▶ _Directions_
Track down each line that has the word "with" and copy it.

═══ Given data

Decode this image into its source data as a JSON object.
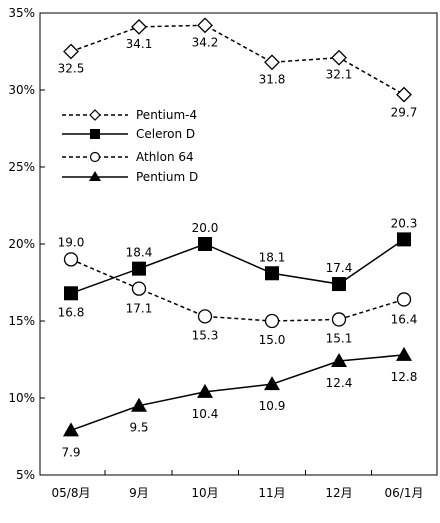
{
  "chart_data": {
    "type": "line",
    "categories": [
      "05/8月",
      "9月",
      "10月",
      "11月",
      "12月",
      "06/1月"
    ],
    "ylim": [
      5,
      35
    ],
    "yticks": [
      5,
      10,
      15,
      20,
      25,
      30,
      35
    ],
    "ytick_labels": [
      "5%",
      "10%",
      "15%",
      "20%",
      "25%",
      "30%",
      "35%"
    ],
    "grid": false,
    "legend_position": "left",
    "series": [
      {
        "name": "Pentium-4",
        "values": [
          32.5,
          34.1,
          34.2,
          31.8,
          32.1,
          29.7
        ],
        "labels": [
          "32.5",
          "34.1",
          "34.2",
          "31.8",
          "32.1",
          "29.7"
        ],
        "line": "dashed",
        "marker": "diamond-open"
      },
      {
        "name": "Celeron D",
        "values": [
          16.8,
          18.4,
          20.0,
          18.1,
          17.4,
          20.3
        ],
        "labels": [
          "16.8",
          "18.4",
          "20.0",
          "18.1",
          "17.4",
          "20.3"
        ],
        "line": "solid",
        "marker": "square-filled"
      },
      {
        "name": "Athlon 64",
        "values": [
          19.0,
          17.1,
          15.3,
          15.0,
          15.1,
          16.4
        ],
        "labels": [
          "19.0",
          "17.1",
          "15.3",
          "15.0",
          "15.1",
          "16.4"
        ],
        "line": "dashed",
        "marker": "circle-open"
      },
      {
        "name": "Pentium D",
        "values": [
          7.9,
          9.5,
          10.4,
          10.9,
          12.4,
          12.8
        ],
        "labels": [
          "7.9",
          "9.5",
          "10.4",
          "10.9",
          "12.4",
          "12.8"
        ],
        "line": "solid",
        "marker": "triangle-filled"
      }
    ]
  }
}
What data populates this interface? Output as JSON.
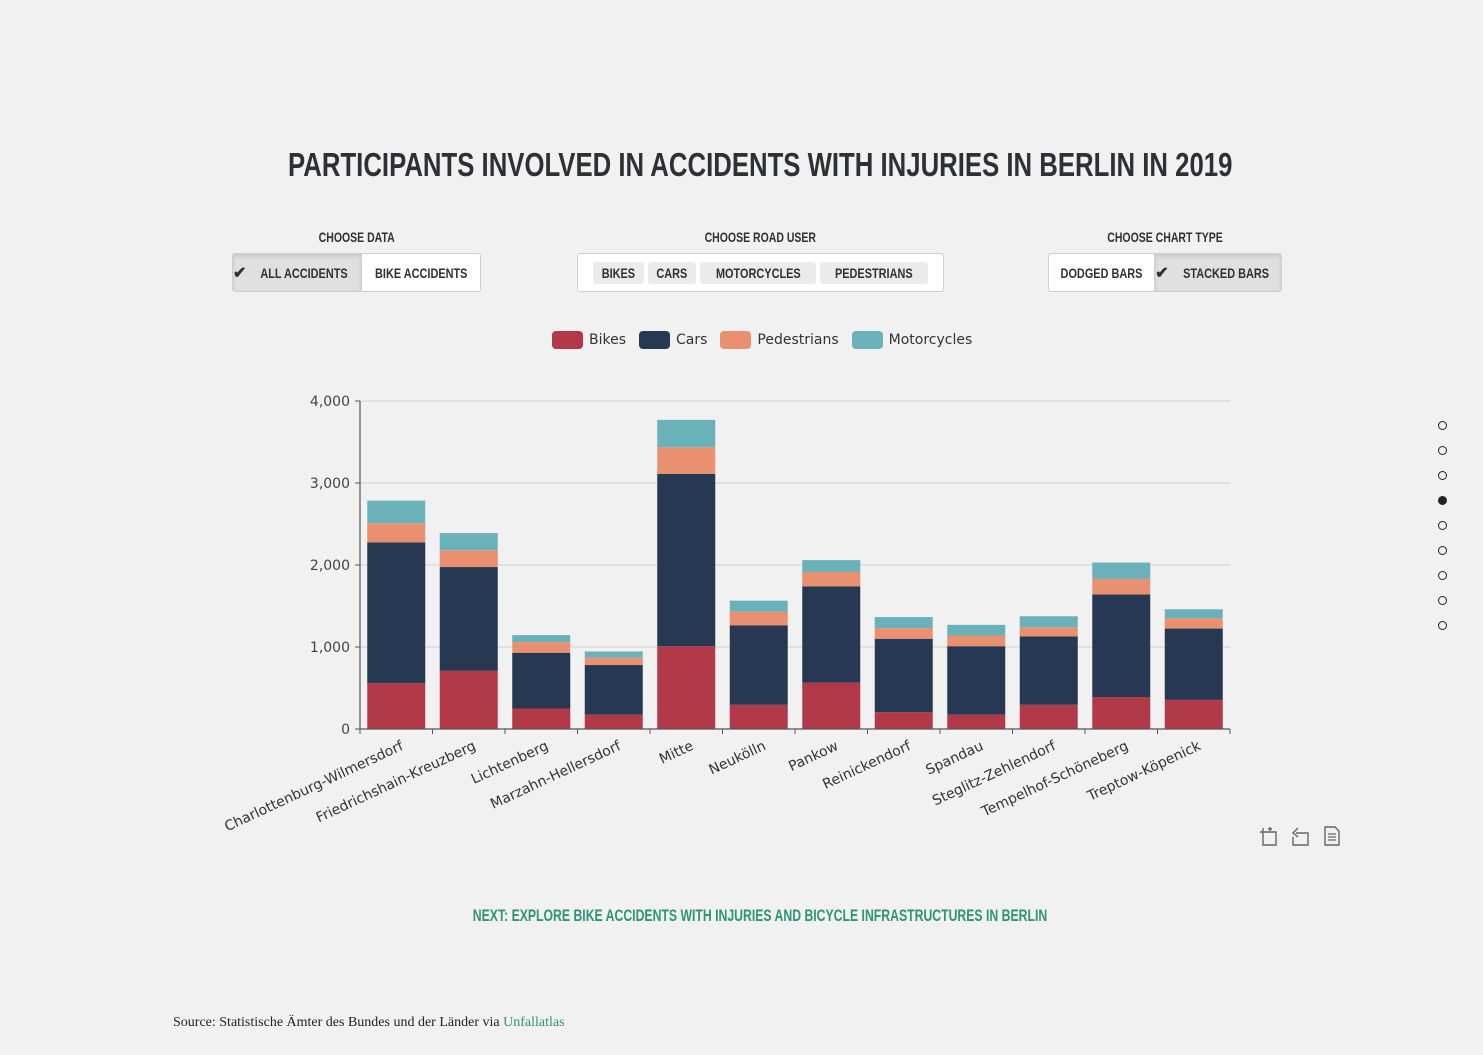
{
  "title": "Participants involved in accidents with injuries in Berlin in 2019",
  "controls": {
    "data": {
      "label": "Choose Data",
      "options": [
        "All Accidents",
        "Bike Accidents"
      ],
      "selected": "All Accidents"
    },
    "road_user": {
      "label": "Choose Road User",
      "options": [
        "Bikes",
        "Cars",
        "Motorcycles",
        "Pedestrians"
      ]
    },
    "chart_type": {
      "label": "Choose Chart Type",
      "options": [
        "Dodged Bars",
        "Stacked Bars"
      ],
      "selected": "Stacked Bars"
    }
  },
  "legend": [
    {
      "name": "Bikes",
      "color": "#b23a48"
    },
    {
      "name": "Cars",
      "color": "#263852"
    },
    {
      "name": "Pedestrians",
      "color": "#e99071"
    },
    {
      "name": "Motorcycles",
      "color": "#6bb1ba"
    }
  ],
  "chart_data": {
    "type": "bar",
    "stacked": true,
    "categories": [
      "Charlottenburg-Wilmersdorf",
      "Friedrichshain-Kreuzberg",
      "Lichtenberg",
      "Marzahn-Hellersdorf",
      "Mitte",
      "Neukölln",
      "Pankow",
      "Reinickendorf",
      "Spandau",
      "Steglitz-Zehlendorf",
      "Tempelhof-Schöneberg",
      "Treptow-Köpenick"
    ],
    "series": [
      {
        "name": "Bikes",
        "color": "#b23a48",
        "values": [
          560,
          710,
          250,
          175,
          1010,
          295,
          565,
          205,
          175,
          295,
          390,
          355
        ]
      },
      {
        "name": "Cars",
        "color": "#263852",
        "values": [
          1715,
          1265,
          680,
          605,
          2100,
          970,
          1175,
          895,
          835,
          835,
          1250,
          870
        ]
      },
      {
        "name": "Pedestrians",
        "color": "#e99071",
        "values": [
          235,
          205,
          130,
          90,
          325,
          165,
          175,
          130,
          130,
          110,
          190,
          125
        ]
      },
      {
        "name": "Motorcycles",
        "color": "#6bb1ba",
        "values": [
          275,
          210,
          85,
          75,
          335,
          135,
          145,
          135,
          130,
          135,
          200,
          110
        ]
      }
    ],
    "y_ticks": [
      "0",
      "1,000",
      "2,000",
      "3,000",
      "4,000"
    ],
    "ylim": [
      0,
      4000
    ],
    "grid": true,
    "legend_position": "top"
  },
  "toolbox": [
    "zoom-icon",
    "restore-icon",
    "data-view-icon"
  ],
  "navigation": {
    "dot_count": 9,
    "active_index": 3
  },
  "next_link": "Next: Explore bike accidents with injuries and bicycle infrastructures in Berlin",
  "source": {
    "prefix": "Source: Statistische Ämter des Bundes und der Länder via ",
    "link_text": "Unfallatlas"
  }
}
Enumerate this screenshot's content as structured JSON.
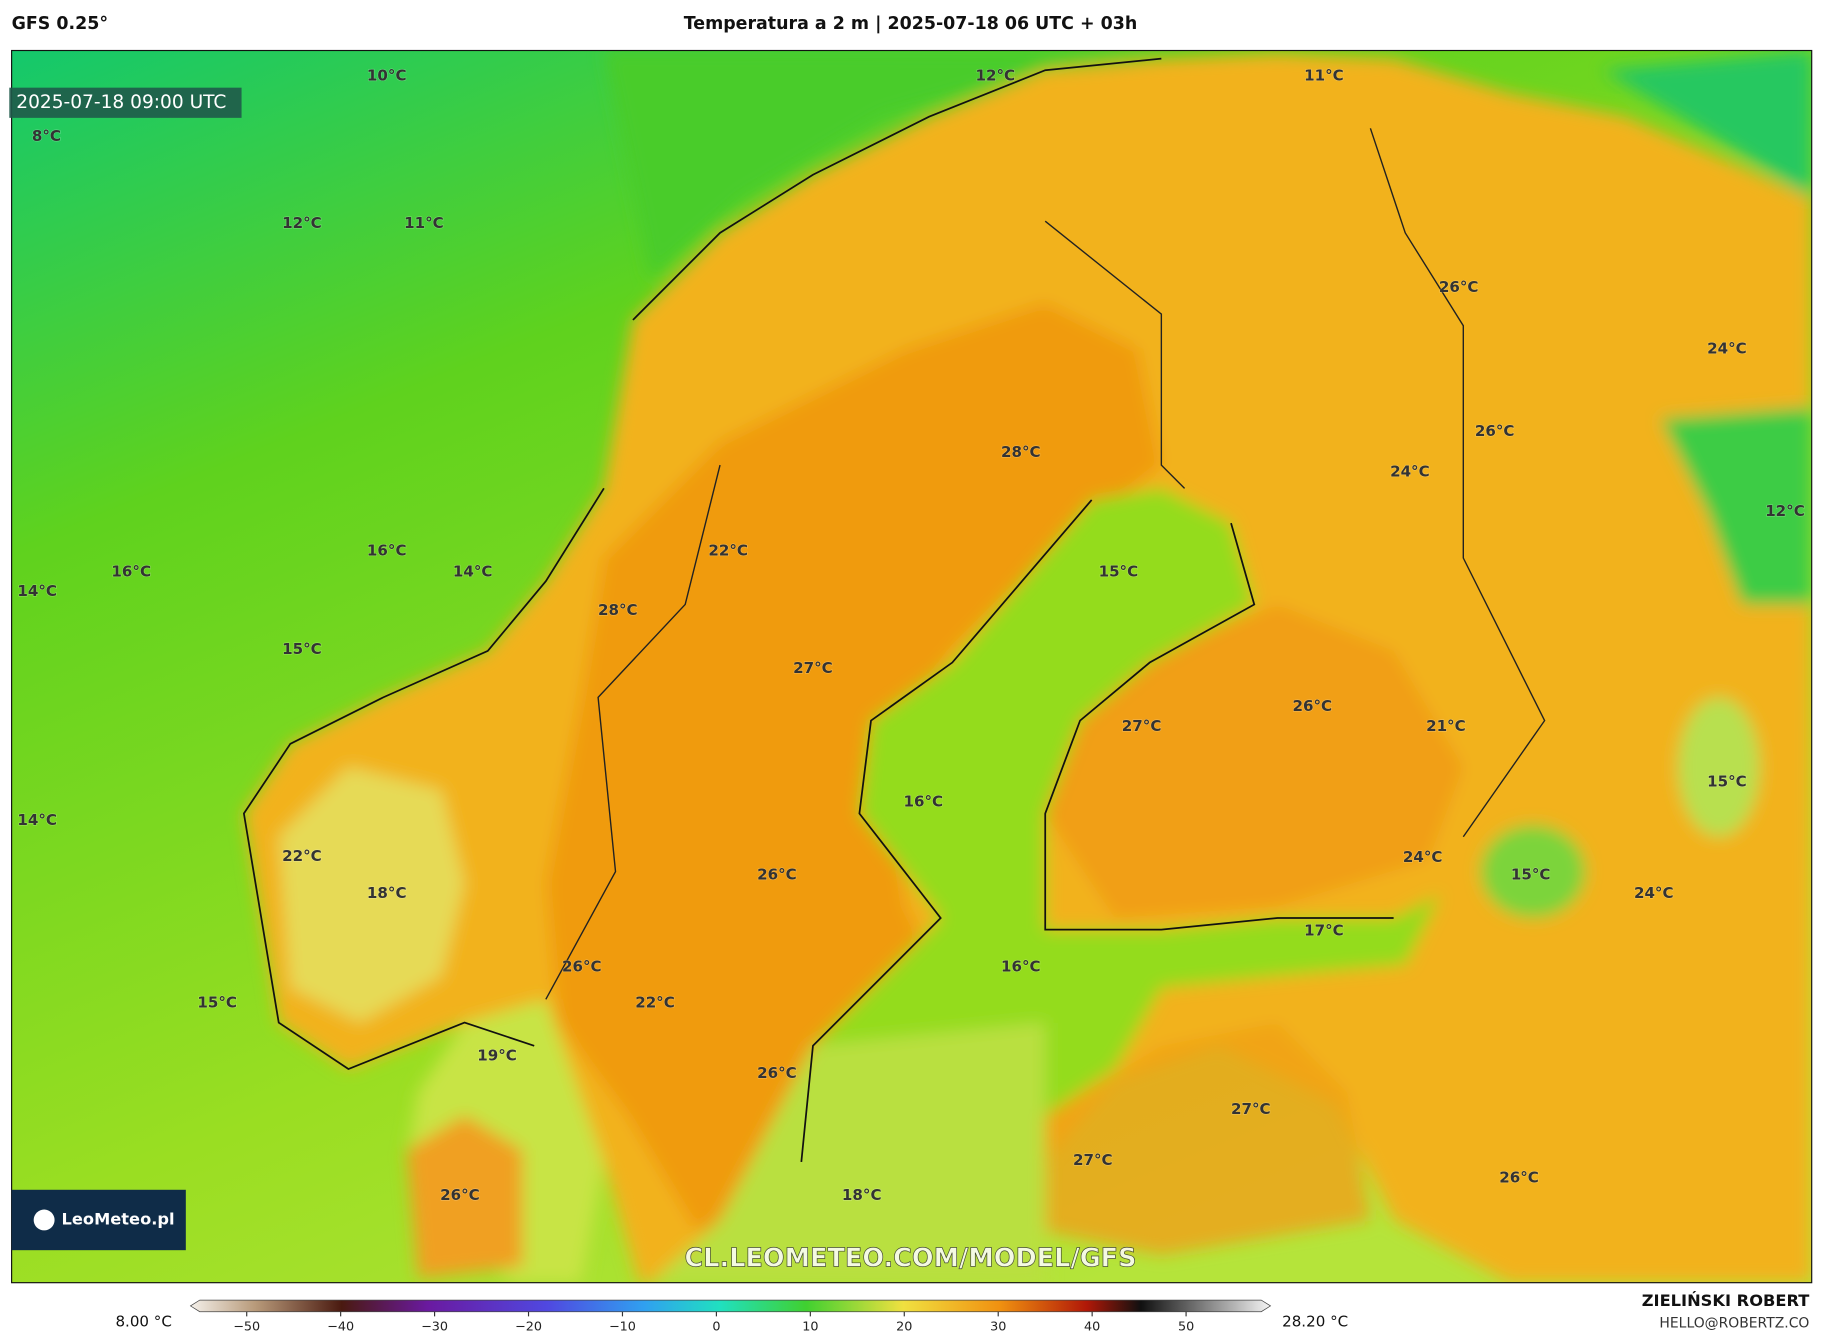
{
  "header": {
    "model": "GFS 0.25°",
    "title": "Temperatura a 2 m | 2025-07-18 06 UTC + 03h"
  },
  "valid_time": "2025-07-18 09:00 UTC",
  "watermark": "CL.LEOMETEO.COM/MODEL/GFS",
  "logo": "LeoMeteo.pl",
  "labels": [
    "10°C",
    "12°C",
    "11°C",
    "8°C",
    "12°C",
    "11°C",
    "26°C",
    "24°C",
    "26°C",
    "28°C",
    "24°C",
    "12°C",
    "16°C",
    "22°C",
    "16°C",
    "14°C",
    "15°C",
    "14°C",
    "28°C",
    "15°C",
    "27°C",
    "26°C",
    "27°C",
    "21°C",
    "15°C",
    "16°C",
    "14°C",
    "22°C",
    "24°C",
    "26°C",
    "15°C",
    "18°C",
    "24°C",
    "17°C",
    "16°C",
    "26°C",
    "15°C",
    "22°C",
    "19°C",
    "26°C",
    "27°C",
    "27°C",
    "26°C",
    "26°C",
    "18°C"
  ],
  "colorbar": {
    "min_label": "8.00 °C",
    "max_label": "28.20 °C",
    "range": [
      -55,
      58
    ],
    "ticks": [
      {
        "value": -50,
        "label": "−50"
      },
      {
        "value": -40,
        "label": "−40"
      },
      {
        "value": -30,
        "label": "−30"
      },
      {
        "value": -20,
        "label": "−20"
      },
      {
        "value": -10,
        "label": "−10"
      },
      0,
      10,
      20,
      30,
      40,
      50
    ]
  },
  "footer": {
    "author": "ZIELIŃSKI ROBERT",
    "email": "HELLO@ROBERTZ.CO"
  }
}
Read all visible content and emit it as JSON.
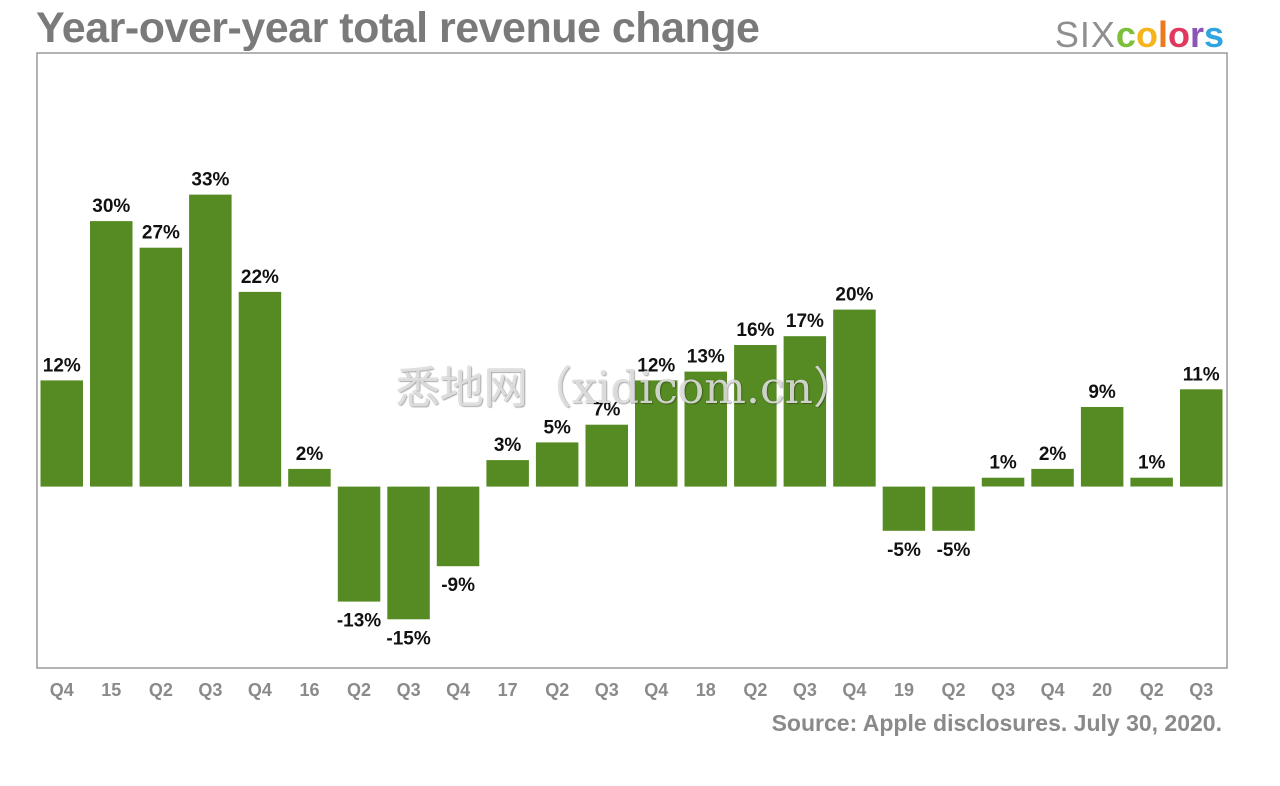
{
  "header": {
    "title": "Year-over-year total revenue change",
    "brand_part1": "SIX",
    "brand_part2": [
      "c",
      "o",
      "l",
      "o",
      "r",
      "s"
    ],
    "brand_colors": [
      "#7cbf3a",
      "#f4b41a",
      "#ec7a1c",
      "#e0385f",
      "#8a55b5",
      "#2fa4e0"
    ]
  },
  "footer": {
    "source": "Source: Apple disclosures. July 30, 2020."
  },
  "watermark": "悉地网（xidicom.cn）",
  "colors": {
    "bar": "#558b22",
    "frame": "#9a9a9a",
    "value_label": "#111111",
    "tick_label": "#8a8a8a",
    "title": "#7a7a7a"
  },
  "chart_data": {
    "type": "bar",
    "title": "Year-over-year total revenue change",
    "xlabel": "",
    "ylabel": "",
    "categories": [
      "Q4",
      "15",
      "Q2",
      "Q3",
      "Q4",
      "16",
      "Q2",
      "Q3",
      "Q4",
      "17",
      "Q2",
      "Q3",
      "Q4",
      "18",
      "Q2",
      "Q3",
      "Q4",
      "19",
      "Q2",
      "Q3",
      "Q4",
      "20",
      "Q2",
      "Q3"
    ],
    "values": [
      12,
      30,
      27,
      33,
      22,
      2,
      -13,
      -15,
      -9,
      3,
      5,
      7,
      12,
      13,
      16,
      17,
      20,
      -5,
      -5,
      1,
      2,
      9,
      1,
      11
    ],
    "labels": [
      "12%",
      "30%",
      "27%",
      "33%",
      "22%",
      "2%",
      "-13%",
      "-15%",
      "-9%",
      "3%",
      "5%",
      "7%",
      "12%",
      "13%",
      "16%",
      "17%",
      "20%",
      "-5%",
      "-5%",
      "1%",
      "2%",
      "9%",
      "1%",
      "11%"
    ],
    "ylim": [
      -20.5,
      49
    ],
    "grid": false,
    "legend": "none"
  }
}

══════

▶ _The result_
  "title": "Participants involved in accidents with injuries in Berlin in 2019",
  "next_link": "Next: Explore bike accidents with injuries and bicycle infrastructures in Berlin",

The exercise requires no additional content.